_WHAT YOU NEED TO DO_
Restate each line word for word. Leave out every picture.

'''

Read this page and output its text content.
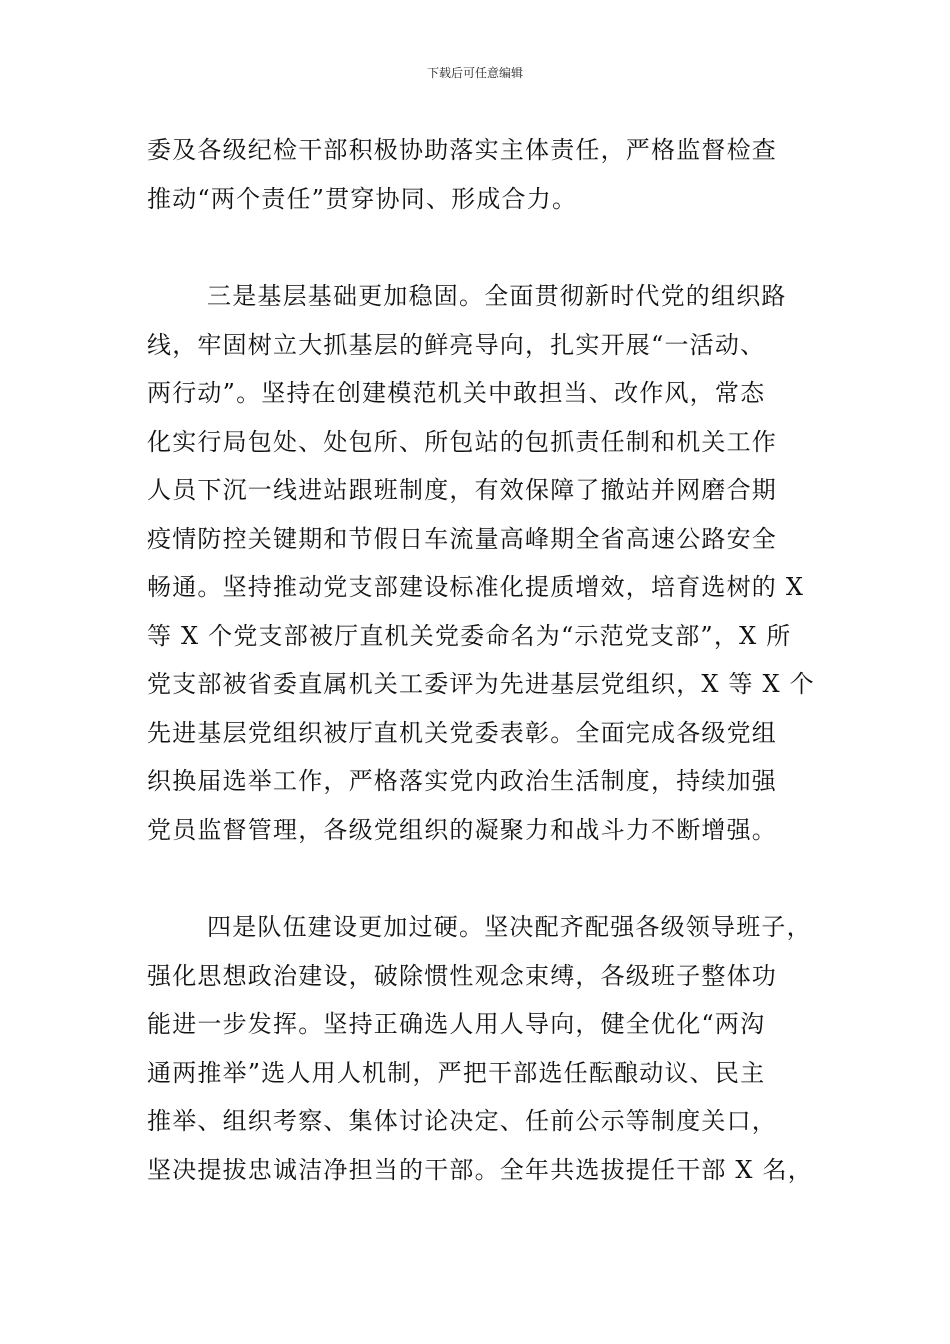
下载后可任意编辑
委及各级纪检干部积极协助落实主体责任，严格监督检查
推动“两个责任”贯穿协同、形成合力。
三是基层基础更加稳固。全面贯彻新时代党的组织路
线，牢固树立大抓基层的鲜亮导向，扎实开展“一活动、
两行动”。坚持在创建模范机关中敢担当、改作风，常态
化实行局包处、处包所、所包站的包抓责任制和机关工作
人员下沉一线进站跟班制度，有效保障了撤站并网磨合期
疫情防控关键期和节假日车流量高峰期全省高速公路安全
畅通。坚持推动党支部建设标准化提质增效，培育选树的 X
等 X 个党支部被厅直机关党委命名为“示范党支部”，X 所
党支部被省委直属机关工委评为先进基层党组织，X 等 X 个
先进基层党组织被厅直机关党委表彰。全面完成各级党组
织换届选举工作，严格落实党内政治生活制度，持续加强
党员监督管理，各级党组织的凝聚力和战斗力不断增强。
四是队伍建设更加过硬。坚决配齐配强各级领导班子，
强化思想政治建设，破除惯性观念束缚，各级班子整体功
能进一步发挥。坚持正确选人用人导向，健全优化“两沟
通两推举”选人用人机制，严把干部选任酝酿动议、民主
推举、组织考察、集体讨论决定、任前公示等制度关口，
坚决提拔忠诚洁净担当的干部。全年共选拔提任干部 X 名，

'''

_OUTPUT_
Read this page and output its text content.
下载后可任意编辑
委及各级纪检干部积极协助落实主体责任，严格监督检查
推动“两个责任”贯穿协同、形成合力。
三是基层基础更加稳固。全面贯彻新时代党的组织路
线，牢固树立大抓基层的鲜亮导向，扎实开展“一活动、
两行动”。坚持在创建模范机关中敢担当、改作风，常态
化实行局包处、处包所、所包站的包抓责任制和机关工作
人员下沉一线进站跟班制度，有效保障了撤站并网磨合期
疫情防控关键期和节假日车流量高峰期全省高速公路安全
畅通。坚持推动党支部建设标准化提质增效，培育选树的 X
等 X 个党支部被厅直机关党委命名为“示范党支部”，X 所
党支部被省委直属机关工委评为先进基层党组织，X 等 X 个
先进基层党组织被厅直机关党委表彰。全面完成各级党组
织换届选举工作，严格落实党内政治生活制度，持续加强
党员监督管理，各级党组织的凝聚力和战斗力不断增强。
四是队伍建设更加过硬。坚决配齐配强各级领导班子，
强化思想政治建设，破除惯性观念束缚，各级班子整体功
能进一步发挥。坚持正确选人用人导向，健全优化“两沟
通两推举”选人用人机制，严把干部选任酝酿动议、民主
推举、组织考察、集体讨论决定、任前公示等制度关口，
坚决提拔忠诚洁净担当的干部。全年共选拔提任干部 X 名，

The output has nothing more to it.